[Data records]

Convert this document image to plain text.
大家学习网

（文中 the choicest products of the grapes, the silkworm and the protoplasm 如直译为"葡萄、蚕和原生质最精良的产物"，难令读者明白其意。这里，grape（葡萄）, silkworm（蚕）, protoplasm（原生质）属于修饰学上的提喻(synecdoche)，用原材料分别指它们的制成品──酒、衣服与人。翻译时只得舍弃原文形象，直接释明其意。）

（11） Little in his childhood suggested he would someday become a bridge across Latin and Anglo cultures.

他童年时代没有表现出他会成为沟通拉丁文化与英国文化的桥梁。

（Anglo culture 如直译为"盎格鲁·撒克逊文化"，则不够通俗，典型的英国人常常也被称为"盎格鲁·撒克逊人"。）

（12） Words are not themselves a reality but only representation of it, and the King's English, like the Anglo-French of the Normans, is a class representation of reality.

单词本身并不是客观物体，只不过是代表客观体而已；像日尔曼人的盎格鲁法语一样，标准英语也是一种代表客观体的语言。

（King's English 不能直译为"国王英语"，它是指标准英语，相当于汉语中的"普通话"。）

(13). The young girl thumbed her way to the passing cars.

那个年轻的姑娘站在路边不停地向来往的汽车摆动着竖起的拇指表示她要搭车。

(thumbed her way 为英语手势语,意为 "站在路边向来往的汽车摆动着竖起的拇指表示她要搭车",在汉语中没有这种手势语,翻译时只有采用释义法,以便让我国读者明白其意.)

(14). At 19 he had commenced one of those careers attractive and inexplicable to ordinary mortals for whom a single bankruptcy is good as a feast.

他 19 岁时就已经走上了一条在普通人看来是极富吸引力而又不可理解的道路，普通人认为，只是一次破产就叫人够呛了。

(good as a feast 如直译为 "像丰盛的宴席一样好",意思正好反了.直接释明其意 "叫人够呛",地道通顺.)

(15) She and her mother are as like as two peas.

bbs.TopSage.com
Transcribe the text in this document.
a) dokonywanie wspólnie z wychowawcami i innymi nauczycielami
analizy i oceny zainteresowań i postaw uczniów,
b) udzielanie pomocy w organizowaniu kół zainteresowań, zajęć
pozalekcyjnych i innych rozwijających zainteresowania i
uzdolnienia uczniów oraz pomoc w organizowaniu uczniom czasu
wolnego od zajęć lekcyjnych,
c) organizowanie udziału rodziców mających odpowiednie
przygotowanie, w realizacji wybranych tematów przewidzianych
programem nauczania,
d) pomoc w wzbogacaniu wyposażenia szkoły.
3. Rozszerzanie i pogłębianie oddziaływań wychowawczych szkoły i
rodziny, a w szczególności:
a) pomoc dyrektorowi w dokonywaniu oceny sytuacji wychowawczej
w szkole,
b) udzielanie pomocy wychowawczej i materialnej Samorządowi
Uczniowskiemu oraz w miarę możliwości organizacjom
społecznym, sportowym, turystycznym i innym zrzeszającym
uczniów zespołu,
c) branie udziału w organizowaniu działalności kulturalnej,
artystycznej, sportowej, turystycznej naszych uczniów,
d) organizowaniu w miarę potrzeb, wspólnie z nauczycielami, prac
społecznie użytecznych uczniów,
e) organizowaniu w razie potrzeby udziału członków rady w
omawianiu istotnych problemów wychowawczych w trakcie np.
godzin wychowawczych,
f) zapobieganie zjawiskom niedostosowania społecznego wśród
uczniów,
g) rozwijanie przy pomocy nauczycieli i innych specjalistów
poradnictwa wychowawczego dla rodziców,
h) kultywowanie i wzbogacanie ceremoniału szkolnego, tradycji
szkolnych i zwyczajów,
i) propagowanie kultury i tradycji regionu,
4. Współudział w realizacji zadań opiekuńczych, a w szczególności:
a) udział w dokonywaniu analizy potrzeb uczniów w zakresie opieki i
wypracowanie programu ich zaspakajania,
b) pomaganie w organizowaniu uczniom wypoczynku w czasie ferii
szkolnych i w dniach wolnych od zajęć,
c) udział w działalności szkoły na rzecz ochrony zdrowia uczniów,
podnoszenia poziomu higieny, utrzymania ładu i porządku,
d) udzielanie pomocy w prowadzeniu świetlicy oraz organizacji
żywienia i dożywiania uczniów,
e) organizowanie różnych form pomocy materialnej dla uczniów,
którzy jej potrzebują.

**What the task asks:**
Copy, from the material, each line that holds the string "good".

**Task solution:**
(14). At 19 he had commenced one of those careers attractive and inexplicable to ordinary mortals for whom a single bankruptcy is good as a feast.
(good as a feast 如直译为 "像丰盛的宴席一样好",意思正好反了.直接释明其意 "叫人够呛",地道通顺.)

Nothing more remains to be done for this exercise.